— start of Data —
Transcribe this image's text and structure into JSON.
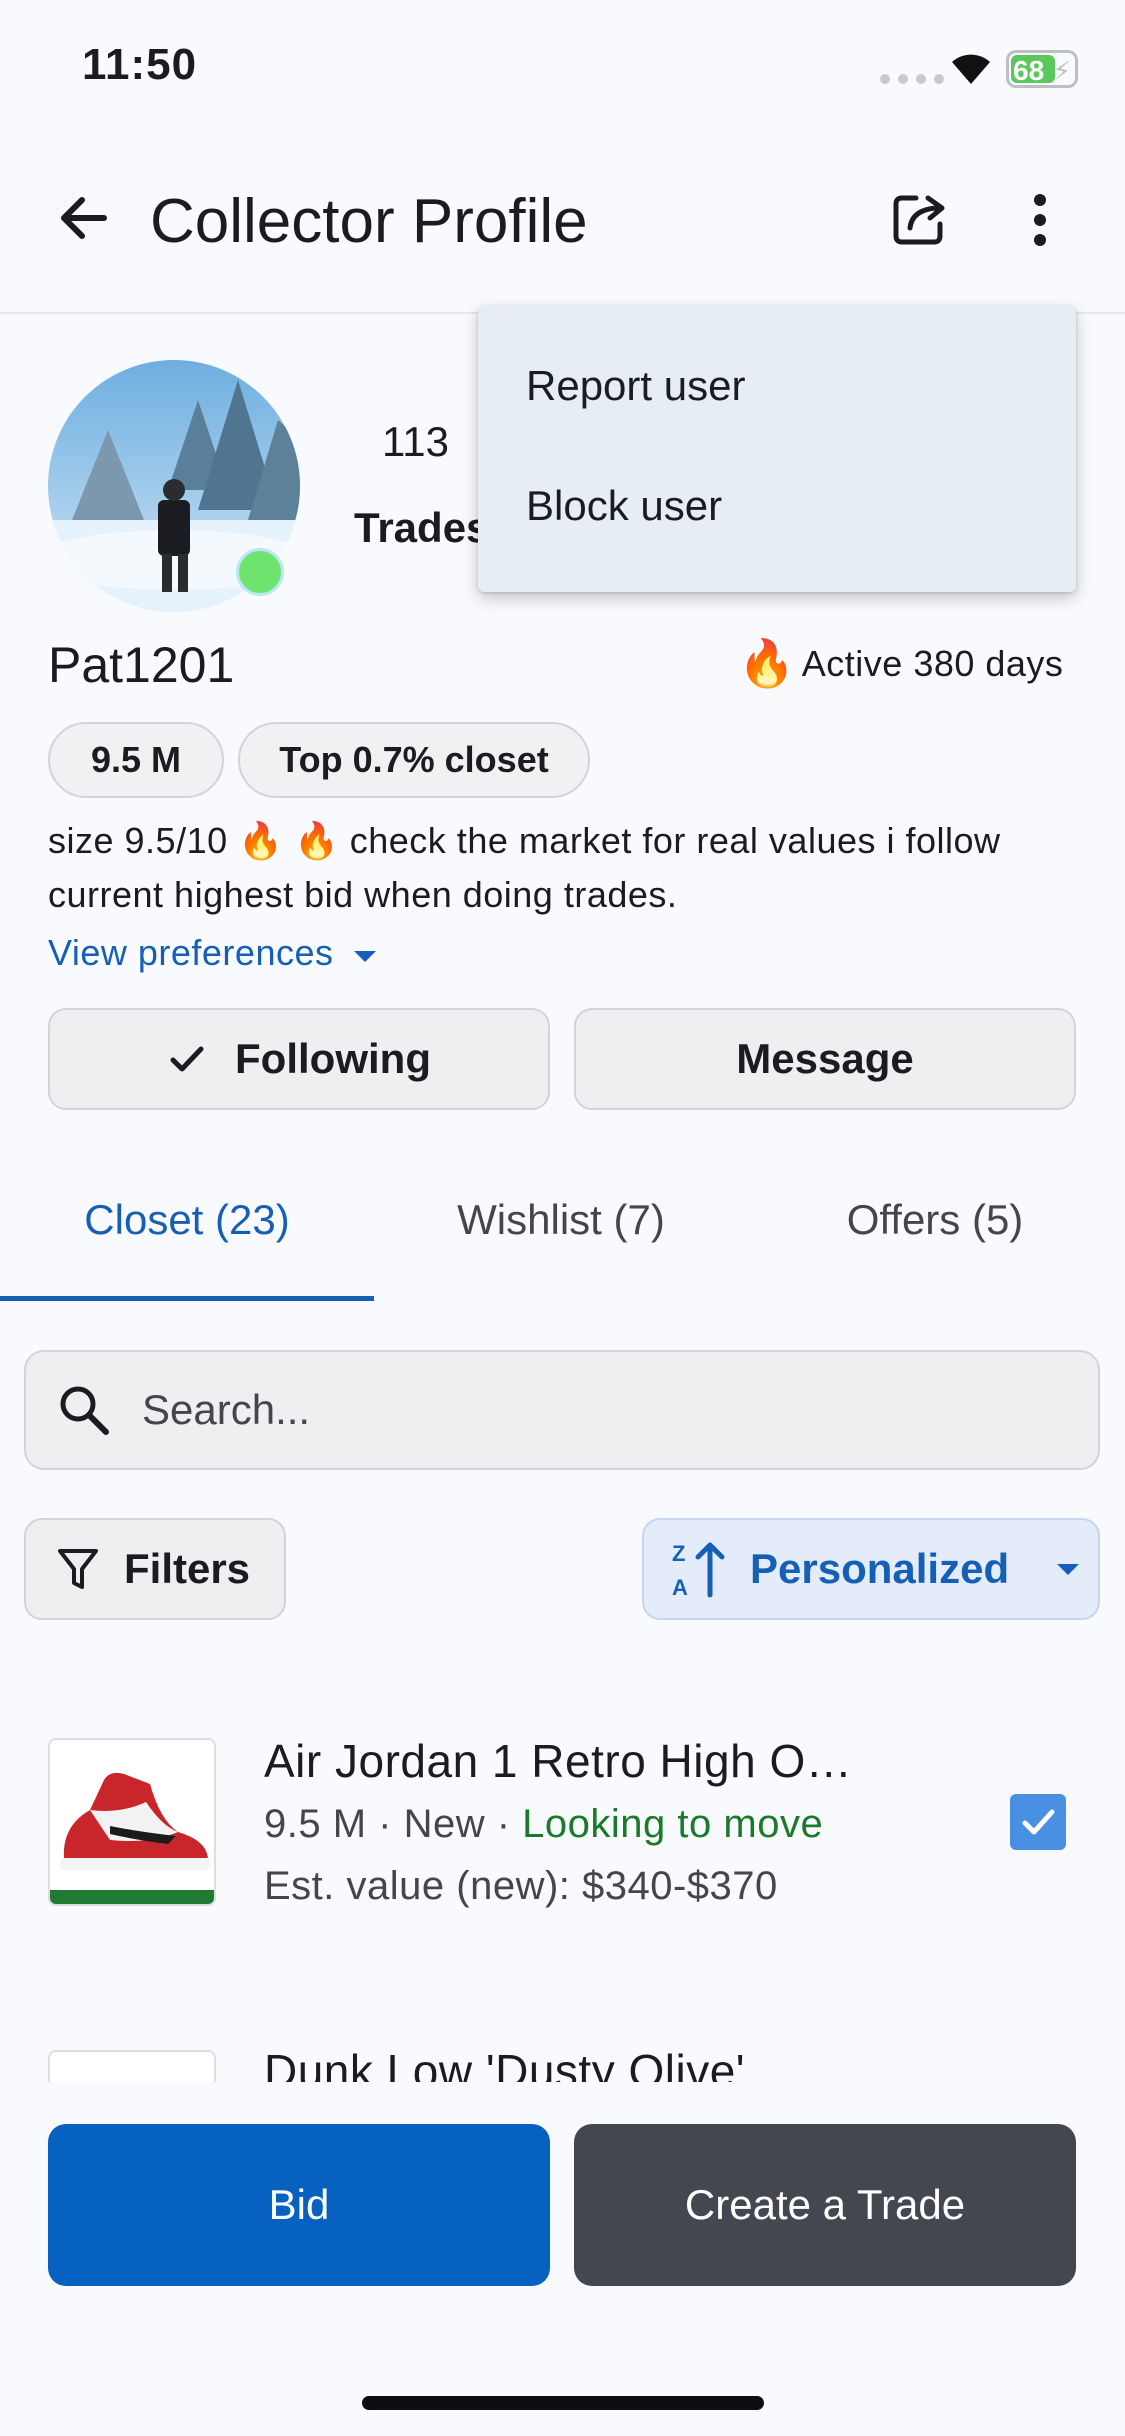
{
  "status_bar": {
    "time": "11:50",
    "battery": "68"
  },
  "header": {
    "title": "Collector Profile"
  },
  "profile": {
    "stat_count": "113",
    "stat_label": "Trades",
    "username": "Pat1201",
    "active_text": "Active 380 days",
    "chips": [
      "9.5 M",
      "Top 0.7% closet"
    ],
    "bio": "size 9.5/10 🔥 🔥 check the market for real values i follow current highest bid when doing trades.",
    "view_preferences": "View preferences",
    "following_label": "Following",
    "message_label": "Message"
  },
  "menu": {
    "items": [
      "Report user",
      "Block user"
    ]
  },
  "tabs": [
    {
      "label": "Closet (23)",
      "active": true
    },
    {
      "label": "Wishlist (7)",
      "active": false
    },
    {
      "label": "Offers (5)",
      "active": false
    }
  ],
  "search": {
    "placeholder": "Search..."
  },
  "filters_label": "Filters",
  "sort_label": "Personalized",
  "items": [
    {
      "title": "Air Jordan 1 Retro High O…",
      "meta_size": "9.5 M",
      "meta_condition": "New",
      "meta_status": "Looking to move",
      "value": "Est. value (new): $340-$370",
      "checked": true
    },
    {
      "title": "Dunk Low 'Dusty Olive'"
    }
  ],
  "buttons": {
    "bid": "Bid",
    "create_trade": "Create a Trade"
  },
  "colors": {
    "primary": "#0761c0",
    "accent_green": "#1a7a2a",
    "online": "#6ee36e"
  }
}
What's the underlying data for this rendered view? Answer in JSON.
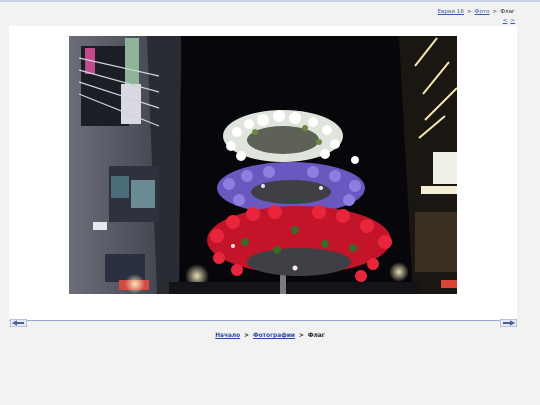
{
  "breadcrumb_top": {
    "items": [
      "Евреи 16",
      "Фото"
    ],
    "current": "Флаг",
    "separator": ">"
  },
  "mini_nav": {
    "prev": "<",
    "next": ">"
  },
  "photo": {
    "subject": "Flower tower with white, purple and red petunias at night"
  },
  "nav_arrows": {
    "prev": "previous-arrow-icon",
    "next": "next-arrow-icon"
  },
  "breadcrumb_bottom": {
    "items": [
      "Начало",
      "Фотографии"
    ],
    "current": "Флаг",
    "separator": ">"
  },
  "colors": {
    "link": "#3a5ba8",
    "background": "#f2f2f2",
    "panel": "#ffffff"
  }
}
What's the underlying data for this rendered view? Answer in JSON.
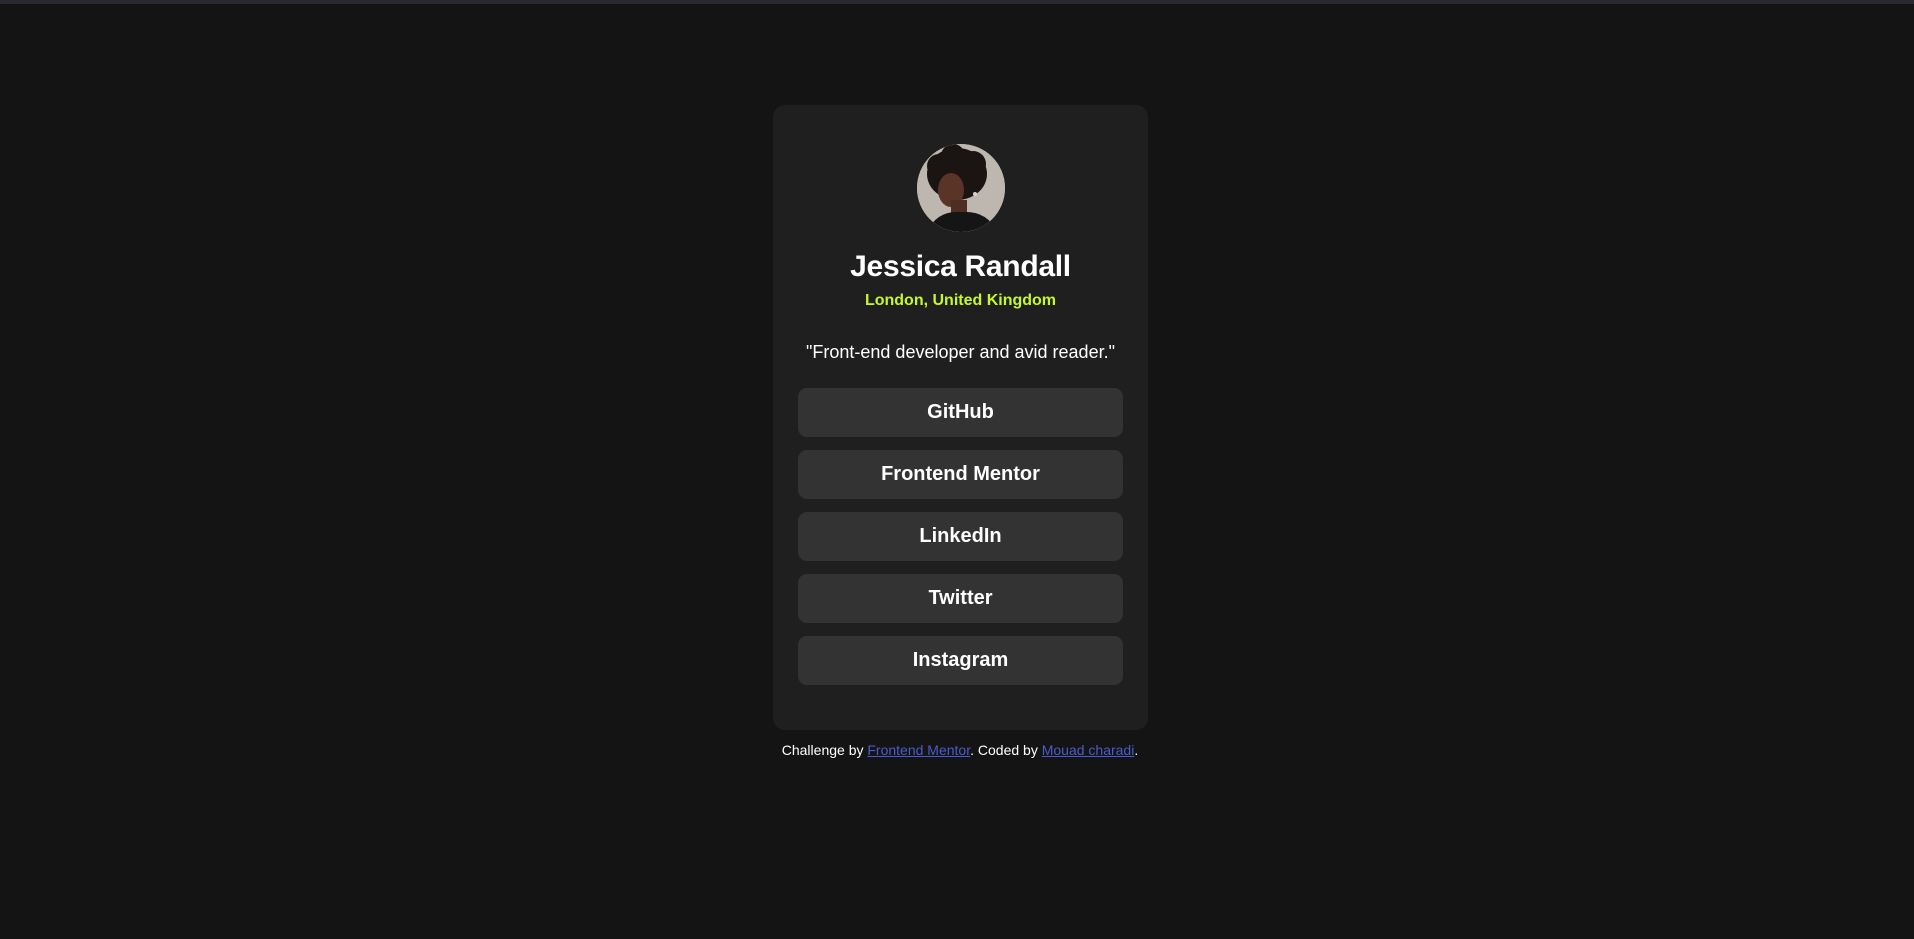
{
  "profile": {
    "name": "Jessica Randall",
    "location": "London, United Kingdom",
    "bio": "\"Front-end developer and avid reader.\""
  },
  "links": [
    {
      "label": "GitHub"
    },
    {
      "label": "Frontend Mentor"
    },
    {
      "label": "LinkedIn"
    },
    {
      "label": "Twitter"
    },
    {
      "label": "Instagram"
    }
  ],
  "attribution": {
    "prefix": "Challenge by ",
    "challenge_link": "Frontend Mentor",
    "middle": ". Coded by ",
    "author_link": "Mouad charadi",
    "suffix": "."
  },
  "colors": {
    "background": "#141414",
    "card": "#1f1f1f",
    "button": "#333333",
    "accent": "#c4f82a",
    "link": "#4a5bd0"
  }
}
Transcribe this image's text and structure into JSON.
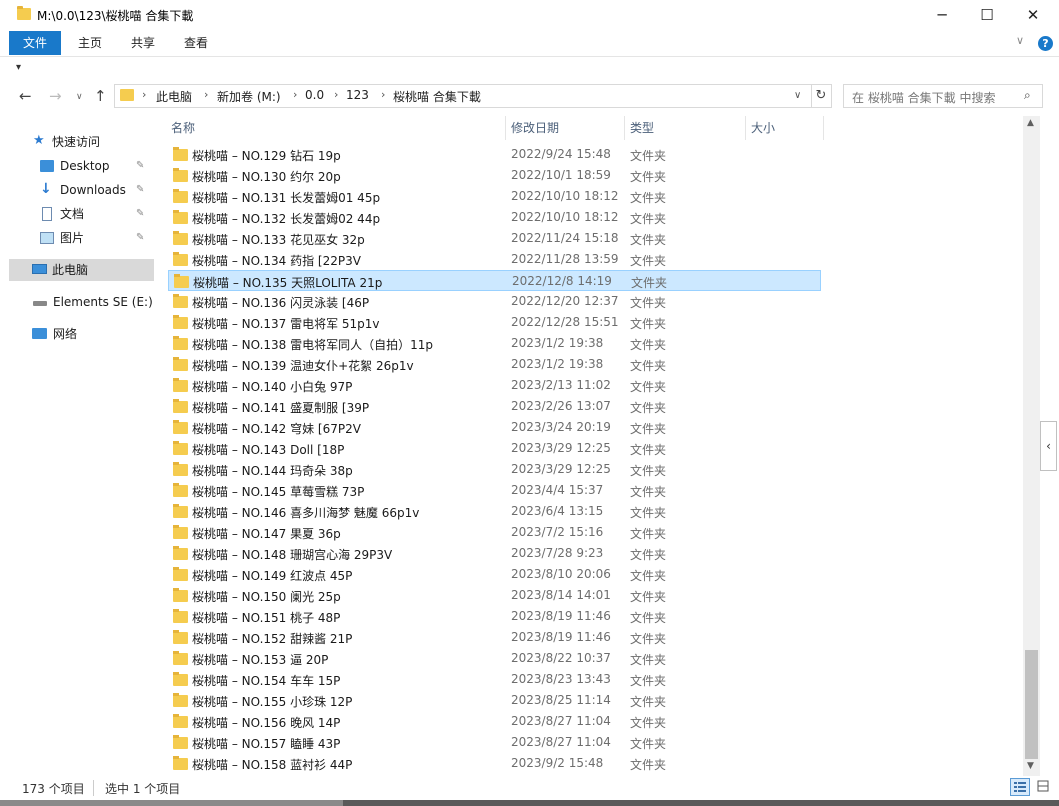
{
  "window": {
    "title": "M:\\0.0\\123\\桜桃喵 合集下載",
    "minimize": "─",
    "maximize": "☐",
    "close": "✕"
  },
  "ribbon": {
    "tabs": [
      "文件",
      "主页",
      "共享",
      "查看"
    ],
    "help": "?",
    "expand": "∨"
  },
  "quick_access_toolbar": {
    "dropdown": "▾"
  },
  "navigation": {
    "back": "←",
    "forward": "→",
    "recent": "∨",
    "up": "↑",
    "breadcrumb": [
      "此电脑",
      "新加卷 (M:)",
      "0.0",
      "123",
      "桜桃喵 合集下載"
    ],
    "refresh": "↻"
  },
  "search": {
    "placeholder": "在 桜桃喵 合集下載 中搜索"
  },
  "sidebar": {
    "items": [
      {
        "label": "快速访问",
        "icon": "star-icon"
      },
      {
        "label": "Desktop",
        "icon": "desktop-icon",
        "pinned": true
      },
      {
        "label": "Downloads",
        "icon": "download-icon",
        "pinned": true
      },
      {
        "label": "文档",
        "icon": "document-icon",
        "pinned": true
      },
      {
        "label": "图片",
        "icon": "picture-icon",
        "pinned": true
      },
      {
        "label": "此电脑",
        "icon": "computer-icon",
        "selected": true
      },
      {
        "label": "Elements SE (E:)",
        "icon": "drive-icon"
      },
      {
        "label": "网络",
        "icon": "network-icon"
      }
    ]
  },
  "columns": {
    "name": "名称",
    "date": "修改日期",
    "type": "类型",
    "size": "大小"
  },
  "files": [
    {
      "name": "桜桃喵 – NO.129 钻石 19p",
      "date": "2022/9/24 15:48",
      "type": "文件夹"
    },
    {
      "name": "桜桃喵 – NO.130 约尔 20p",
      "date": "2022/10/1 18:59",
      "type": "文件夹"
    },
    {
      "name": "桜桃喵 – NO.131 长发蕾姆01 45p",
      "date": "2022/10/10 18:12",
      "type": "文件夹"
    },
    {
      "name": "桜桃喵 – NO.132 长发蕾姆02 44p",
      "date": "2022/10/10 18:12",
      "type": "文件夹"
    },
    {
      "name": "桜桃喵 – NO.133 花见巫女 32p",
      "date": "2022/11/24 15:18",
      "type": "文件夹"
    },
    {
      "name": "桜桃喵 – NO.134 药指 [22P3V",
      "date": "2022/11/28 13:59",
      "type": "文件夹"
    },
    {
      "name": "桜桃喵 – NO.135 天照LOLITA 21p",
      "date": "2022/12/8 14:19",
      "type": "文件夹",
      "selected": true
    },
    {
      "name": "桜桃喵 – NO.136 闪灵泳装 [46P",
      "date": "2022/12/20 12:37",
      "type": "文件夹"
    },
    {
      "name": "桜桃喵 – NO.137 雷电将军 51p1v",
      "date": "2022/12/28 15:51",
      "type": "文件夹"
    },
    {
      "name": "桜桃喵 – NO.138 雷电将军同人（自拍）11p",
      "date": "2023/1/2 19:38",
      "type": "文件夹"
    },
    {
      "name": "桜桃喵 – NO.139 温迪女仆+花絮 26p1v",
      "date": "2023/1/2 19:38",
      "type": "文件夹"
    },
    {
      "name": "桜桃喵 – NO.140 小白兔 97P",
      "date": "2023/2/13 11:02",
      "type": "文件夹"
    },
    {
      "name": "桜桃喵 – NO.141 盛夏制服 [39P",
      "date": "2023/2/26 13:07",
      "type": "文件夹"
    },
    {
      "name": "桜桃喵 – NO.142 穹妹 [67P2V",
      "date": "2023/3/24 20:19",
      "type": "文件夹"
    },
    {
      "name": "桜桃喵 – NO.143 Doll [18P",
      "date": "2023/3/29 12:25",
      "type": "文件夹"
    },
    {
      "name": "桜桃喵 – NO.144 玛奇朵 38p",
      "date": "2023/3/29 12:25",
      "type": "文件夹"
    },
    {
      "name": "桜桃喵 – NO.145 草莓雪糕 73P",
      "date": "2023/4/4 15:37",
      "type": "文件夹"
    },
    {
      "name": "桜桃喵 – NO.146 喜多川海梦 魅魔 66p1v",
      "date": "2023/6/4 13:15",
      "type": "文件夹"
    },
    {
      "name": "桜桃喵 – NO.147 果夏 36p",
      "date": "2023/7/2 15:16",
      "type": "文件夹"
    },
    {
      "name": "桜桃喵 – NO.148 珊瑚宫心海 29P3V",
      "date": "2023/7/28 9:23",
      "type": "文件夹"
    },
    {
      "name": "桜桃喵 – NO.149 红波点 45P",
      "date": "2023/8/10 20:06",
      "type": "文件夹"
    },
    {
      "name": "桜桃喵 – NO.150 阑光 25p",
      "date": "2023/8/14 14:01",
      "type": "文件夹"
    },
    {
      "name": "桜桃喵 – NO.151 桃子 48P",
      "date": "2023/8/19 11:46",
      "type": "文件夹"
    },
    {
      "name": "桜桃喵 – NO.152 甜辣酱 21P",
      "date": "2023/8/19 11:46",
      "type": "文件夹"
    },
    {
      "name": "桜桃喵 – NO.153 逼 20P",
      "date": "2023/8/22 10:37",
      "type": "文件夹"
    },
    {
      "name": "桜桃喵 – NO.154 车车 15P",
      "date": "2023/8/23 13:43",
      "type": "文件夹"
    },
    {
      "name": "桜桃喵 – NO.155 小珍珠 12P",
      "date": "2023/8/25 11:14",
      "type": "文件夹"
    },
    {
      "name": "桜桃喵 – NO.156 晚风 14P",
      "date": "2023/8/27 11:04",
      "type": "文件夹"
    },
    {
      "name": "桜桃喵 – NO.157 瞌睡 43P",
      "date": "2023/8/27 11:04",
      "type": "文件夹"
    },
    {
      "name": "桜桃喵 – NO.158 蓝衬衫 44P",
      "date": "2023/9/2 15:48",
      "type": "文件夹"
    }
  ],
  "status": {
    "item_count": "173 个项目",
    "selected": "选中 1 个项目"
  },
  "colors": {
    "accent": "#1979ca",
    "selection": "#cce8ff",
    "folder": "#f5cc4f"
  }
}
— end of Data —
• Required task: Copy out every line that includes the word "placeholder".

• Solution for this task:
    "placeholder": "Search..."
    "placeholder": "在 桜桃喵 合集下載 中搜索"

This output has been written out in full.